Goal ▸
Check every line of the data below for the string "legend", and copy the ones that hold it.

Record set ▸
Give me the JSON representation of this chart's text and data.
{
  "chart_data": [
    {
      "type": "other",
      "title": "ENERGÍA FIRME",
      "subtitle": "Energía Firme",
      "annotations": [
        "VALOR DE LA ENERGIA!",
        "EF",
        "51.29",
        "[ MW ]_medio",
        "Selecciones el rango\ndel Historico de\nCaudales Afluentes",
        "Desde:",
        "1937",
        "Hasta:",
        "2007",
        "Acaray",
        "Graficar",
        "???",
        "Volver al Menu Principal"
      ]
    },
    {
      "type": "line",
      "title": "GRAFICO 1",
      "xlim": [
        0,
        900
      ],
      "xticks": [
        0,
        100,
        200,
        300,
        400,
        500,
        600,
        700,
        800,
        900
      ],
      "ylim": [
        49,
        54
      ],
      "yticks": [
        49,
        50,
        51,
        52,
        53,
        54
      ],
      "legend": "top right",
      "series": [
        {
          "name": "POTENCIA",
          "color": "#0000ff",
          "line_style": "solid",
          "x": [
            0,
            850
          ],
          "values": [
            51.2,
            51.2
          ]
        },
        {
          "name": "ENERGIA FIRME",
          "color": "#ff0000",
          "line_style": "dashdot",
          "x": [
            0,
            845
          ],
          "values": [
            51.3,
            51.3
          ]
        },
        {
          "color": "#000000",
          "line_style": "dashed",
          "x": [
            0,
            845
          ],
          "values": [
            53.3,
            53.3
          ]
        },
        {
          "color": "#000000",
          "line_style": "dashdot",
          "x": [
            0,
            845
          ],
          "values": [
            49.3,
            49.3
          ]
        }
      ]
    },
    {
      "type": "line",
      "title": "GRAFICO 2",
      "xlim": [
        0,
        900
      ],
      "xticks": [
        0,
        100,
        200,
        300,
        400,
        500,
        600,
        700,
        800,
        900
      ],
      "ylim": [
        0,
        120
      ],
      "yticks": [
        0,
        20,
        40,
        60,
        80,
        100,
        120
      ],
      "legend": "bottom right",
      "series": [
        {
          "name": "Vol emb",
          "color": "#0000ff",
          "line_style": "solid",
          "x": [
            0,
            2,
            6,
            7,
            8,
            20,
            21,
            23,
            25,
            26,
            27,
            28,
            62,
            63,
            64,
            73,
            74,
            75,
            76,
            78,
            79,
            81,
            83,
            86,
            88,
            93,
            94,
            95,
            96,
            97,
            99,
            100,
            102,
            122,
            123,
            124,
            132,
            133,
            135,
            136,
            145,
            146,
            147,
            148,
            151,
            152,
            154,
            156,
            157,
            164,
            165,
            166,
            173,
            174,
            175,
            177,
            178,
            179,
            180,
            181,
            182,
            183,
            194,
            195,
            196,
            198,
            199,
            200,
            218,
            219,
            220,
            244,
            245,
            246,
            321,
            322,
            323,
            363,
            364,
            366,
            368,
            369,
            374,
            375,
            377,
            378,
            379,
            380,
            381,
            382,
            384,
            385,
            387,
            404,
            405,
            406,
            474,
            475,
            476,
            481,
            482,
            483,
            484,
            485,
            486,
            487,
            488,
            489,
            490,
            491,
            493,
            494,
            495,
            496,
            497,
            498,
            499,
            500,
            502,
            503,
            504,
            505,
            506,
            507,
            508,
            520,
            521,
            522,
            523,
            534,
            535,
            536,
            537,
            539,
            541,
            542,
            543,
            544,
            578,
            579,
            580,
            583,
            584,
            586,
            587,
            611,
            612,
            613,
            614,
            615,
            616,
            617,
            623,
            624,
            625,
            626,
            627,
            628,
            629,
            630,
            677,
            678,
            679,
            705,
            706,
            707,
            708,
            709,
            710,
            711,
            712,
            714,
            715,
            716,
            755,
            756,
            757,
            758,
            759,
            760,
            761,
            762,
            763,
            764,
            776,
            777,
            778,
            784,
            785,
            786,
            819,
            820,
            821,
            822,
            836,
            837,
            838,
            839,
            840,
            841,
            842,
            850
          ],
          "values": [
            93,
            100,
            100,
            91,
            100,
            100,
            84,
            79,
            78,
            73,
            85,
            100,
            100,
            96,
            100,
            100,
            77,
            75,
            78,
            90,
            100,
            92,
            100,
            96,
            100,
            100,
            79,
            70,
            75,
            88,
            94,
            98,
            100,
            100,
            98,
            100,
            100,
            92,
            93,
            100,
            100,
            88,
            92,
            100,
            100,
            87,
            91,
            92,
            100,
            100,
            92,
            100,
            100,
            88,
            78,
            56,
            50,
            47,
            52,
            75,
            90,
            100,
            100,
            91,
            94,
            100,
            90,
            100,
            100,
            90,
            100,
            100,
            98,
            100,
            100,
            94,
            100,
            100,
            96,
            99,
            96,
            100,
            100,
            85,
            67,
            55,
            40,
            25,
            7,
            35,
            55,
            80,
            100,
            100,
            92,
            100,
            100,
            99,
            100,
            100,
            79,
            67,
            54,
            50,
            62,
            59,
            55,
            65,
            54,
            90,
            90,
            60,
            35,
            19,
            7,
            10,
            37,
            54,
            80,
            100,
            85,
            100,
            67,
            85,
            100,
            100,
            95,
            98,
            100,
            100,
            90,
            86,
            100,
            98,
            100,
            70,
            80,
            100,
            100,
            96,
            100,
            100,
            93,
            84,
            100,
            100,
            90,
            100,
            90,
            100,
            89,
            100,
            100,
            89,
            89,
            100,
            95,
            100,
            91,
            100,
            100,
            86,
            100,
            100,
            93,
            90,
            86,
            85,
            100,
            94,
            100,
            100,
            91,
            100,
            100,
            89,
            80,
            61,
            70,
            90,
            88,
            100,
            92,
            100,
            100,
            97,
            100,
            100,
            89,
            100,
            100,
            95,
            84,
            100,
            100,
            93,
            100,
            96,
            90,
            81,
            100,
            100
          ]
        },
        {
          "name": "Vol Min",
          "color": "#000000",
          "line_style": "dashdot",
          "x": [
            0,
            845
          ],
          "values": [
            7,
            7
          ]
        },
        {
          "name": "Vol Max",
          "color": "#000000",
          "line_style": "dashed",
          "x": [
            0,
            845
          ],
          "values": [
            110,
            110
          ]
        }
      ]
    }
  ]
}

Result for this task ▸
      "legend": "top right",
      "legend": "bottom right",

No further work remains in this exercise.